Entries
★ ★ ★ ★ ★ ★ ★
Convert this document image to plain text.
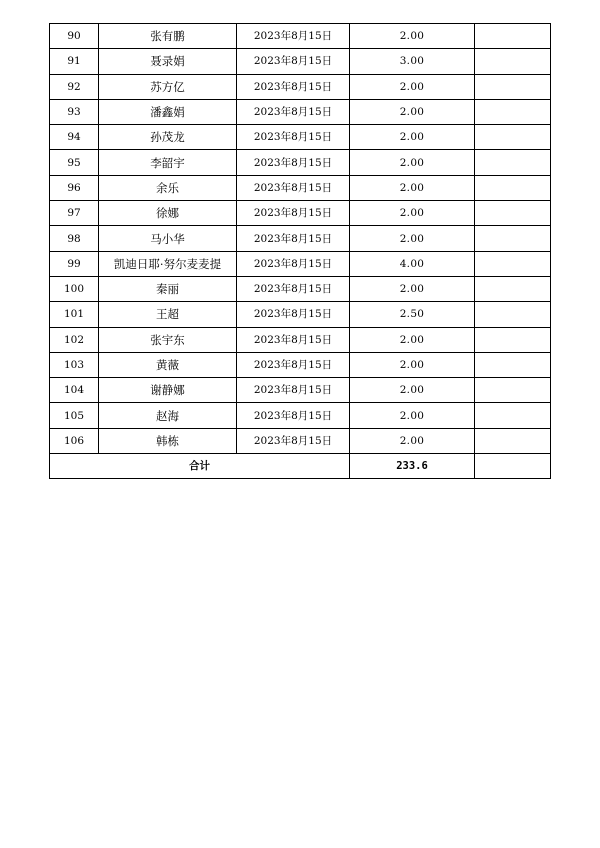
90	张有鹏	2023年8月15日	2.00	
91	聂录娟	2023年8月15日	3.00	
92	苏方亿	2023年8月15日	2.00	
93	潘鑫娟	2023年8月15日	2.00	
94	孙茂龙	2023年8月15日	2.00	
95	李韶宇	2023年8月15日	2.00	
96	余乐	2023年8月15日	2.00	
97	徐娜	2023年8月15日	2.00	
98	马小华	2023年8月15日	2.00	
99	凯迪日耶·努尔麦麦提	2023年8月15日	4.00	
100	秦丽	2023年8月15日	2.00	
101	王超	2023年8月15日	2.50	
102	张宇东	2023年8月15日	2.00	
103	黄薇	2023年8月15日	2.00	
104	谢静娜	2023年8月15日	2.00	
105	赵海	2023年8月15日	2.00	
106	韩栋	2023年8月15日	2.00	
合计			233.6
★ ★ ★ ★ ★ ★ ★
Exercise
Leave out the pictures and give the rest of the records again exactly.

Solved problem
Convert this document image to plain text.
90	张有鹏	2023年8月15日	2.00	
91	聂录娟	2023年8月15日	3.00	
92	苏方亿	2023年8月15日	2.00	
93	潘鑫娟	2023年8月15日	2.00	
94	孙茂龙	2023年8月15日	2.00	
95	李韶宇	2023年8月15日	2.00	
96	余乐	2023年8月15日	2.00	
97	徐娜	2023年8月15日	2.00	
98	马小华	2023年8月15日	2.00	
99	凯迪日耶·努尔麦麦提	2023年8月15日	4.00	
100	秦丽	2023年8月15日	2.00	
101	王超	2023年8月15日	2.50	
102	张宇东	2023年8月15日	2.00	
103	黄薇	2023年8月15日	2.00	
104	谢静娜	2023年8月15日	2.00	
105	赵海	2023年8月15日	2.00	
106	韩栋	2023年8月15日	2.00	
合计			233.6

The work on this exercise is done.